GOAL:
Exactly as they appear, output all of the entries.

:: DATA IN THIS EXERCISE

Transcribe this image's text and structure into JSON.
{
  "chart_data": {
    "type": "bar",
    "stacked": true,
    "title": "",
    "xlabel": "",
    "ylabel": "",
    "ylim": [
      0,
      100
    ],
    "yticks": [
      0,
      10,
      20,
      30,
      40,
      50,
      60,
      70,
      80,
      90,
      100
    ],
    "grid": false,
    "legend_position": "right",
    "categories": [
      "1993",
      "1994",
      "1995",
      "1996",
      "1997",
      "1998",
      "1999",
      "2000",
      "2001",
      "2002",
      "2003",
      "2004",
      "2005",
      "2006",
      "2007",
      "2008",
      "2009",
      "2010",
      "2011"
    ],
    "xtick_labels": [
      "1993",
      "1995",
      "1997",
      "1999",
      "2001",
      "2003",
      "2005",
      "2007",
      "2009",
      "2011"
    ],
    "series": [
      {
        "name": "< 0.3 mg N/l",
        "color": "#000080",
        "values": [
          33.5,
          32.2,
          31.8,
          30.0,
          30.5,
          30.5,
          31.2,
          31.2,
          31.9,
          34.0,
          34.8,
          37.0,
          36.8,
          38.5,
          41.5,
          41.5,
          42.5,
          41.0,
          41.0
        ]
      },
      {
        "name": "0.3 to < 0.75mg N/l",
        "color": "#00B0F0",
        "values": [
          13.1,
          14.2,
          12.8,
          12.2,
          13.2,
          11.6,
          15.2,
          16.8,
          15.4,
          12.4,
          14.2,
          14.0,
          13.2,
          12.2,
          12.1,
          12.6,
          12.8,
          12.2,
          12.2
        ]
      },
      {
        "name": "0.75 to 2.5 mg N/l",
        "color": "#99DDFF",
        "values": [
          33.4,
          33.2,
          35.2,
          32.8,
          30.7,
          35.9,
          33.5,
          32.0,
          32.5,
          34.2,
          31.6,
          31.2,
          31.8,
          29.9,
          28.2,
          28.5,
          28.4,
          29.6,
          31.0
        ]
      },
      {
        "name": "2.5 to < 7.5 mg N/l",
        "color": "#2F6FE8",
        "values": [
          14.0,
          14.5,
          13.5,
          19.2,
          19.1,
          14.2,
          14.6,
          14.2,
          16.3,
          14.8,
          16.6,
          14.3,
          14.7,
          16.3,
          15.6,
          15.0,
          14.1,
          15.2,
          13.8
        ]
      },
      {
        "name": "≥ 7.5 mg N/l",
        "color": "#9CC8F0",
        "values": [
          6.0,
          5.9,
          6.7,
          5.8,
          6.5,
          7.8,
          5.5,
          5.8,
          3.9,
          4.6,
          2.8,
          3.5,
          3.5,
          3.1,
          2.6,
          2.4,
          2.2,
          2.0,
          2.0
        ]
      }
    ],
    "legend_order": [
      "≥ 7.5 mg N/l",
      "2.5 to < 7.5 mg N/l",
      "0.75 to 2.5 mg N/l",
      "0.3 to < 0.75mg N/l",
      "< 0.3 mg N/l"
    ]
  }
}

::::

SOLUTION TO THE EXERCISE:
Transcribe this image's text and structure into JSON.
{
  "chart_data": {
    "type": "bar",
    "stacked": true,
    "title": "",
    "xlabel": "",
    "ylabel": "",
    "ylim": [
      0,
      100
    ],
    "yticks": [
      0,
      10,
      20,
      30,
      40,
      50,
      60,
      70,
      80,
      90,
      100
    ],
    "grid": false,
    "legend_position": "right",
    "categories": [
      "1993",
      "1994",
      "1995",
      "1996",
      "1997",
      "1998",
      "1999",
      "2000",
      "2001",
      "2002",
      "2003",
      "2004",
      "2005",
      "2006",
      "2007",
      "2008",
      "2009",
      "2010",
      "2011"
    ],
    "xtick_labels": [
      "1993",
      "1995",
      "1997",
      "1999",
      "2001",
      "2003",
      "2005",
      "2007",
      "2009",
      "2011"
    ],
    "series": [
      {
        "name": "< 0.3 mg N/l",
        "color": "#000080",
        "values": [
          33.5,
          32.2,
          31.8,
          30.0,
          30.5,
          30.5,
          31.2,
          31.2,
          31.9,
          34.0,
          34.8,
          37.0,
          36.8,
          38.5,
          41.5,
          41.5,
          42.5,
          41.0,
          41.0
        ]
      },
      {
        "name": "0.3 to < 0.75mg N/l",
        "color": "#00B0F0",
        "values": [
          13.1,
          14.2,
          12.8,
          12.2,
          13.2,
          11.6,
          15.2,
          16.8,
          15.4,
          12.4,
          14.2,
          14.0,
          13.2,
          12.2,
          12.1,
          12.6,
          12.8,
          12.2,
          12.2
        ]
      },
      {
        "name": "0.75 to 2.5 mg N/l",
        "color": "#99DDFF",
        "values": [
          33.4,
          33.2,
          35.2,
          32.8,
          30.7,
          35.9,
          33.5,
          32.0,
          32.5,
          34.2,
          31.6,
          31.2,
          31.8,
          29.9,
          28.2,
          28.5,
          28.4,
          29.6,
          31.0
        ]
      },
      {
        "name": "2.5 to < 7.5 mg N/l",
        "color": "#2F6FE8",
        "values": [
          14.0,
          14.5,
          13.5,
          19.2,
          19.1,
          14.2,
          14.6,
          14.2,
          16.3,
          14.8,
          16.6,
          14.3,
          14.7,
          16.3,
          15.6,
          15.0,
          14.1,
          15.2,
          13.8
        ]
      },
      {
        "name": "≥ 7.5 mg N/l",
        "color": "#9CC8F0",
        "values": [
          6.0,
          5.9,
          6.7,
          5.8,
          6.5,
          7.8,
          5.5,
          5.8,
          3.9,
          4.6,
          2.8,
          3.5,
          3.5,
          3.1,
          2.6,
          2.4,
          2.2,
          2.0,
          2.0
        ]
      }
    ],
    "legend_order": [
      "≥ 7.5 mg N/l",
      "2.5 to < 7.5 mg N/l",
      "0.75 to 2.5 mg N/l",
      "0.3 to < 0.75mg N/l",
      "< 0.3 mg N/l"
    ]
  }
}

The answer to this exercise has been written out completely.